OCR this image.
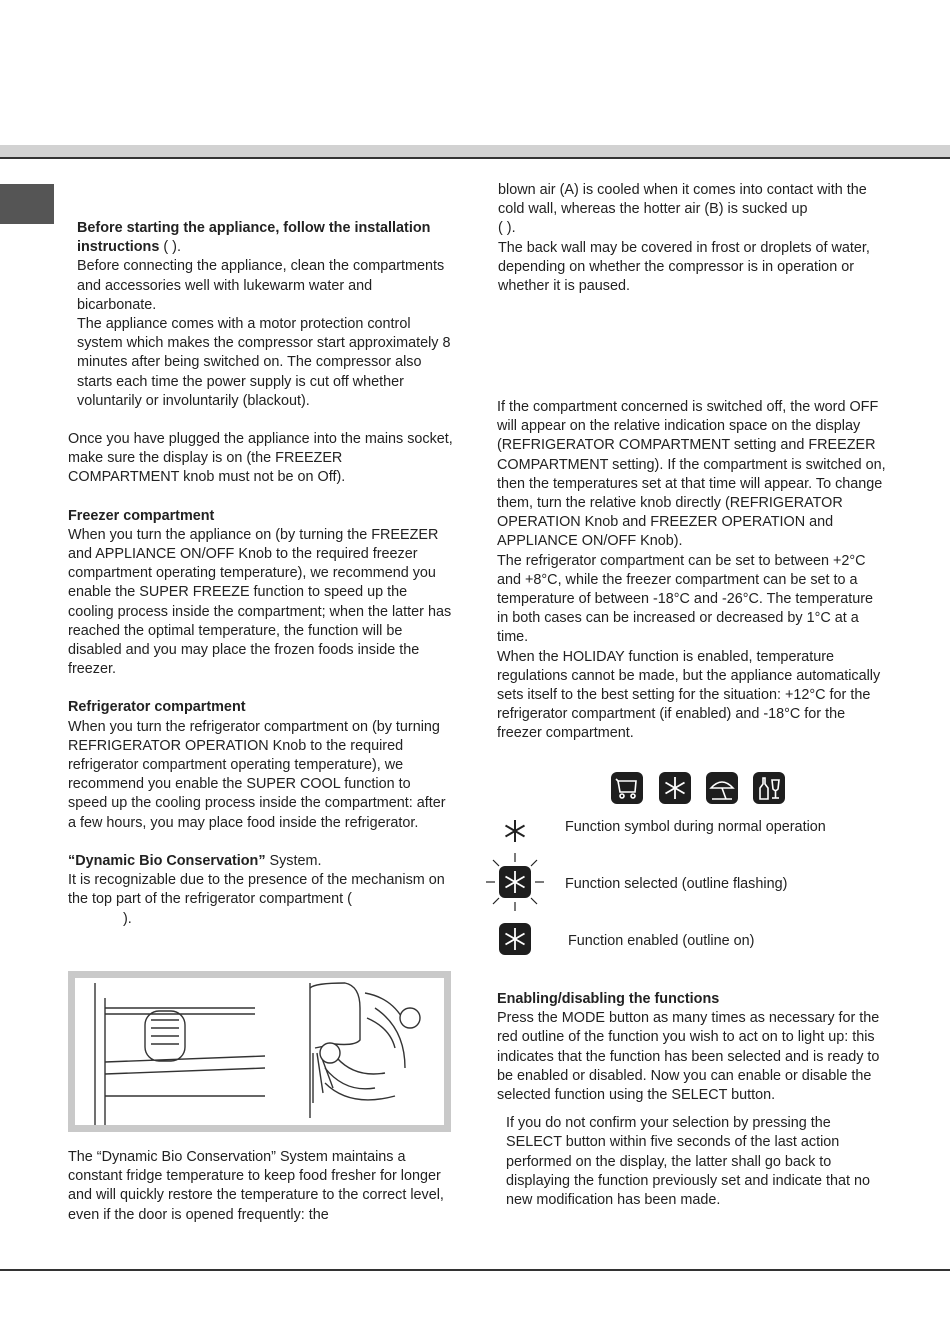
Before starting the appliance, follow the installation instructions ( ).

Before connecting the appliance, clean the compartments and accessories well with lukewarm water and bicarbonate.

The appliance comes with a motor protection control system which makes the compressor start approximately 8 minutes after being switched on. The compressor also starts each time the power supply is cut off whether voluntarily or involuntarily (blackout).

Once you have plugged the appliance into the mains socket, make sure the display is on (the FREEZER COMPARTMENT knob must not be on Off).

Freezer compartment

When you turn the appliance on (by turning the FREEZER and APPLIANCE ON/OFF Knob to the required freezer compartment operating temperature), we recommend you enable the SUPER FREEZE function to speed up the cooling process inside the compartment; when the latter has reached the optimal temperature, the function will be disabled and you may place the frozen foods inside the freezer.

Refrigerator compartment

When you turn the refrigerator compartment on (by turning REFRIGERATOR OPERATION Knob to the required refrigerator compartment operating temperature), we recommend you enable the SUPER COOL function to speed up the cooling process inside the compartment: after a few hours, you may place food inside the refrigerator.

“Dynamic Bio Conservation” System.

It is recognizable due to the presence of the mechanism on the top part of the refrigerator compartment (

).

The “Dynamic Bio Conservation” System maintains a constant fridge temperature to keep food fresher for longer and will quickly restore the temperature to the correct level, even if the door is opened frequently: the

blown air (A) is cooled when it comes into contact with the cold wall, whereas the hotter air (B) is sucked up

( ).

The back wall may be covered in frost or droplets of water, depending on whether the compressor is in operation or whether it is paused.

If the compartment concerned is switched off, the word OFF will appear on the relative indication space on the display (REFRIGERATOR COMPARTMENT setting and FREEZER COMPARTMENT setting). If the compartment is switched on, then the temperatures set at that time will appear. To change them, turn the relative knob directly (REFRIGERATOR OPERATION Knob and FREEZER OPERATION and APPLIANCE ON/OFF Knob).

The refrigerator compartment can be set to between +2°C and +8°C, while the freezer compartment can be set to a temperature of between -18°C and -26°C. The temperature in both cases can be increased or decreased by 1°C at a time.

When the HOLIDAY function is enabled, temperature regulations cannot be made, but the appliance automatically sets itself to the best setting for the situation: +12°C for the refrigerator compartment (if enabled) and -18°C for the freezer compartment.

Function symbol during normal operation
Function selected (outline flashing)
Function enabled (outline on)

Enabling/disabling the functions

Press the MODE button as many times as necessary for the red outline of the function you wish to act on to light up: this indicates that the function has been selected and is ready to be enabled or disabled. Now you can enable or disable the selected function using the SELECT button.

If you do not confirm your selection by pressing the SELECT button within five seconds of the last action performed on the display, the latter shall go back to displaying the function previously set and indicate that no new modification has been made.
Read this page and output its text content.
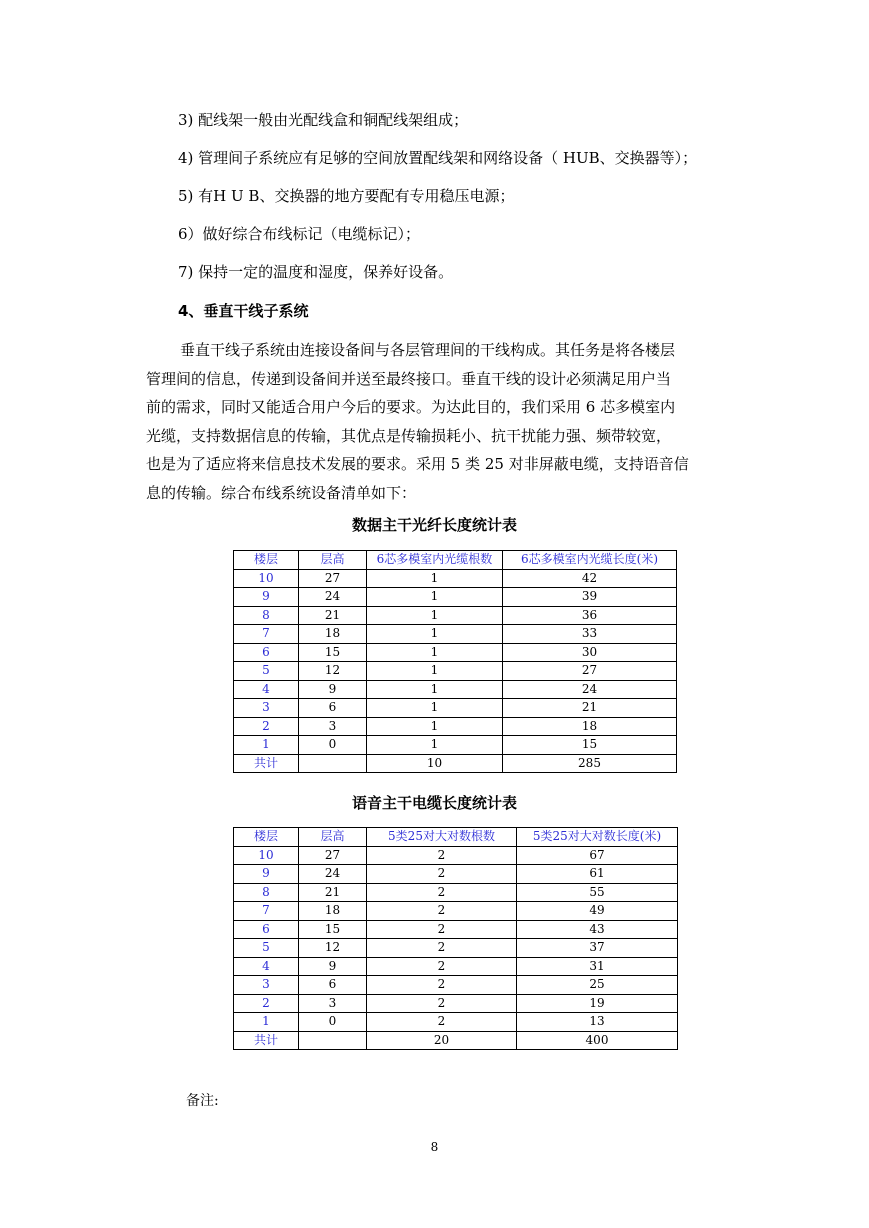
3) 配线架一般由光配线盒和铜配线架组成；
4) 管理间子系统应有足够的空间放置配线架和网络设备（ HUB、交换器等）；
5) 有H U B、交换器的地方要配有专用稳压电源；
6）做好综合布线标记（电缆标记）；
7) 保持一定的温度和湿度，保养好设备。
4、垂直干线子系统
垂直干线子系统由连接设备间与各层管理间的干线构成。其任务是将各楼层
管理间的信息，传递到设备间并送至最终接口。垂直干线的设计必须满足用户当
前的需求，同时又能适合用户今后的要求。为达此目的，我们采用 6 芯多模室内
光缆，支持数据信息的传输，其优点是传输损耗小、抗干扰能力强、频带较宽，
也是为了适应将来信息技术发展的要求。采用 5 类 25 对非屏蔽电缆，支持语音信
息的传输。综合布线系统设备清单如下：
数据主干光纤长度统计表
楼层	层高	6芯多模室内光缆根数	6芯多模室内光缆长度(米)
10	27	1	42
9	24	1	39
8	21	1	36
7	18	1	33
6	15	1	30
5	12	1	27
4	9	1	24
3	6	1	21
2	3	1	18
1	0	1	15
共计		10	285
语音主干电缆长度统计表
楼层	层高	5类25对大对数根数	5类25对大对数长度(米)
10	27	2	67
9	24	2	61
8	21	2	55
7	18	2	49
6	15	2	43
5	12	2	37
4	9	2	31
3	6	2	25
2	3	2	19
1	0	2	13
共计		20	400
备注:
8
+---+
## Exercise
From the entries above, extract each line containing "this".

## Exercise response
OCR this image.
Press the MODE button as many times as necessary for the red outline of the function you wish to act on to light up: this indicates that the function has been selected and is ready to be enabled or disabled. Now you can enable or disable the selected function using the SELECT button.
Read this page and output its text content.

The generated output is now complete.